** begin EXTRACTED INFORMATION **

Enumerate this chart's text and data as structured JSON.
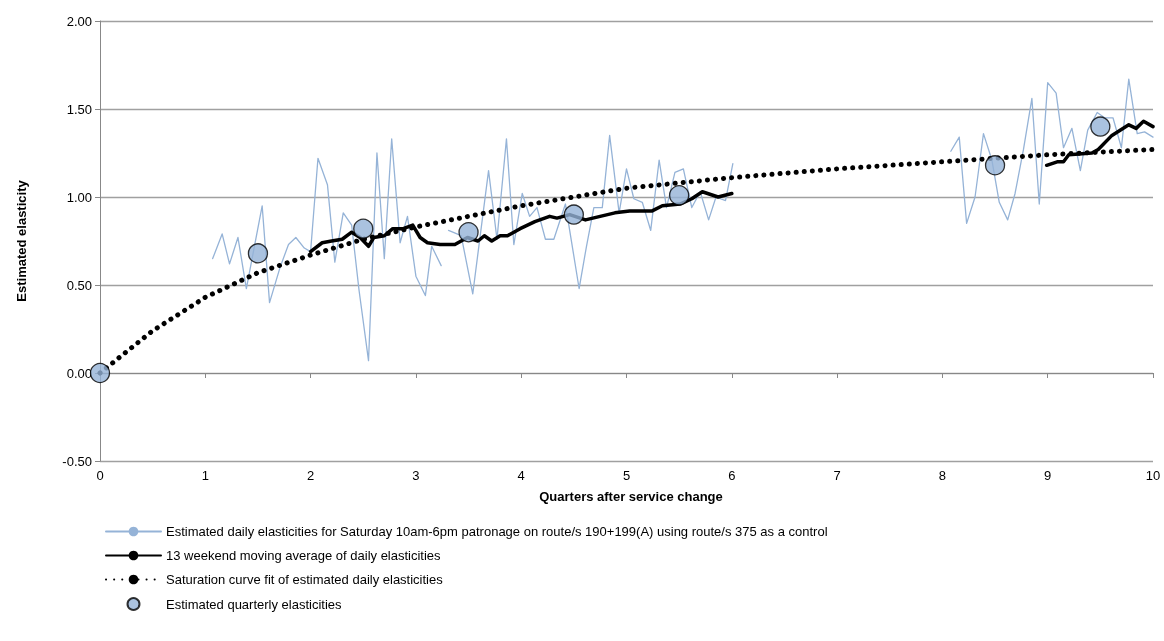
{
  "chart_data": {
    "type": "line",
    "xlabel": "Quarters after service change",
    "ylabel": "Estimated elasticity",
    "xlim": [
      0,
      10
    ],
    "xticks": [
      0,
      1,
      2,
      3,
      4,
      5,
      6,
      7,
      8,
      9,
      10
    ],
    "ylim": [
      -0.5,
      2
    ],
    "yticks": [
      {
        "value": -0.5,
        "label": "-0.50"
      },
      {
        "value": 0,
        "label": "0.00"
      },
      {
        "value": 0.5,
        "label": "0.50"
      },
      {
        "value": 1,
        "label": "1.00"
      },
      {
        "value": 1.5,
        "label": "1.50"
      },
      {
        "value": 2,
        "label": "2.00"
      }
    ],
    "grid": "y",
    "legend": "bottom",
    "marker": "none",
    "series": [
      {
        "name": "Estimated daily elasticities for Saturday 10am-6pm patronage on route/s 190+199(A) using route/s 375 as a control",
        "color": "#95b3d7",
        "line_style": "solid",
        "x": [
          1.07,
          1.16,
          1.23,
          1.31,
          1.39,
          1.54,
          1.61,
          1.71,
          1.79,
          1.86,
          1.94,
          2.0,
          2.07,
          2.16,
          2.23,
          2.31,
          2.39,
          2.46,
          2.55,
          2.63,
          2.7,
          2.77,
          2.85,
          2.92,
          3.0,
          3.09,
          3.15,
          3.24,
          3.27,
          3.31,
          3.43,
          3.54,
          3.69,
          3.77,
          3.86,
          3.93,
          4.01,
          4.08,
          4.15,
          4.23,
          4.31,
          4.42,
          4.55,
          4.62,
          4.69,
          4.77,
          4.84,
          4.93,
          5.0,
          5.07,
          5.15,
          5.23,
          5.31,
          5.38,
          5.46,
          5.54,
          5.62,
          5.7,
          5.78,
          5.85,
          5.94,
          6.01,
          7.0,
          8.08,
          8.16,
          8.23,
          8.31,
          8.39,
          8.47,
          8.54,
          8.62,
          8.69,
          8.77,
          8.85,
          8.92,
          9.0,
          9.08,
          9.15,
          9.23,
          9.31,
          9.38,
          9.47,
          9.54,
          9.62,
          9.7,
          9.77,
          9.85,
          9.92,
          10.0
        ],
        "values": [
          0.65,
          0.79,
          0.62,
          0.77,
          0.48,
          0.95,
          0.4,
          0.6,
          0.73,
          0.77,
          0.71,
          0.69,
          1.22,
          1.07,
          0.63,
          0.91,
          0.84,
          0.47,
          0.07,
          1.25,
          0.65,
          1.33,
          0.74,
          0.89,
          0.55,
          0.44,
          0.72,
          0.61,
          null,
          0.81,
          0.78,
          0.45,
          1.15,
          0.76,
          1.33,
          0.73,
          1.02,
          0.89,
          0.94,
          0.76,
          0.76,
          0.96,
          0.48,
          0.72,
          0.94,
          0.94,
          1.35,
          0.91,
          1.16,
          0.99,
          0.97,
          0.81,
          1.21,
          0.94,
          1.14,
          1.16,
          0.94,
          1.03,
          0.87,
          1.0,
          0.98,
          1.19,
          null,
          1.26,
          1.34,
          0.85,
          1.0,
          1.36,
          1.21,
          0.97,
          0.87,
          1.02,
          1.27,
          1.56,
          0.96,
          1.65,
          1.59,
          1.28,
          1.39,
          1.15,
          1.38,
          1.48,
          1.45,
          1.45,
          1.28,
          1.67,
          1.36,
          1.37,
          1.34
        ]
      },
      {
        "name": "13 weekend moving average of daily elasticities",
        "color": "#000000",
        "line_style": "solid",
        "x": [
          2.0,
          2.11,
          2.2,
          2.3,
          2.39,
          2.47,
          2.55,
          2.6,
          2.7,
          2.78,
          2.88,
          2.97,
          3.04,
          3.11,
          3.23,
          3.37,
          3.49,
          3.59,
          3.65,
          3.72,
          3.8,
          3.87,
          3.99,
          4.13,
          4.27,
          4.34,
          4.46,
          4.61,
          4.75,
          4.89,
          5.03,
          5.24,
          5.34,
          5.51,
          5.62,
          5.72,
          5.87,
          6.0,
          7.5,
          8.99,
          9.09,
          9.15,
          9.2,
          9.42,
          9.48,
          9.61,
          9.77,
          9.84,
          9.91,
          10.0
        ],
        "values": [
          0.69,
          0.74,
          0.75,
          0.76,
          0.8,
          0.77,
          0.72,
          0.77,
          0.78,
          0.82,
          0.82,
          0.84,
          0.77,
          0.74,
          0.73,
          0.73,
          0.77,
          0.75,
          0.78,
          0.75,
          0.78,
          0.78,
          0.82,
          0.86,
          0.89,
          0.88,
          0.9,
          0.87,
          0.89,
          0.91,
          0.92,
          0.92,
          0.95,
          0.96,
          0.99,
          1.03,
          1.0,
          1.02,
          null,
          1.18,
          1.2,
          1.2,
          1.24,
          1.25,
          1.27,
          1.35,
          1.41,
          1.39,
          1.43,
          1.4
        ]
      },
      {
        "name": "Saturation curve fit of estimated daily elasticities",
        "color": "#000000",
        "line_style": "dotted",
        "x": [
          0,
          0.5,
          1,
          1.5,
          2,
          2.5,
          3,
          4,
          5,
          6,
          7,
          8,
          9,
          10
        ],
        "values": [
          0,
          0.24,
          0.43,
          0.57,
          0.67,
          0.76,
          0.83,
          0.95,
          1.05,
          1.11,
          1.16,
          1.2,
          1.24,
          1.27
        ]
      },
      {
        "name": "Estimated quarterly elasticities",
        "type": "scatter",
        "marker": "circle",
        "color": "#95b3d7",
        "x": [
          0,
          1.5,
          2.5,
          3.5,
          4.5,
          5.5,
          8.5,
          9.5
        ],
        "values": [
          0,
          0.68,
          0.82,
          0.8,
          0.9,
          1.01,
          1.18,
          1.4
        ]
      }
    ]
  }
}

** end EXTRACTED INFORMATION **

| EXERCISE AIM |
Scan the entries above for the word "elasticities" and collect each line holding it.

| FINAL ANSWER |
        "name": "Estimated daily elasticities for Saturday 10am-6pm patronage on route/s 190+199(A) using route/s 375 as a control",
        "name": "13 weekend moving average of daily elasticities",
        "name": "Saturation curve fit of estimated daily elasticities",
        "name": "Estimated quarterly elasticities",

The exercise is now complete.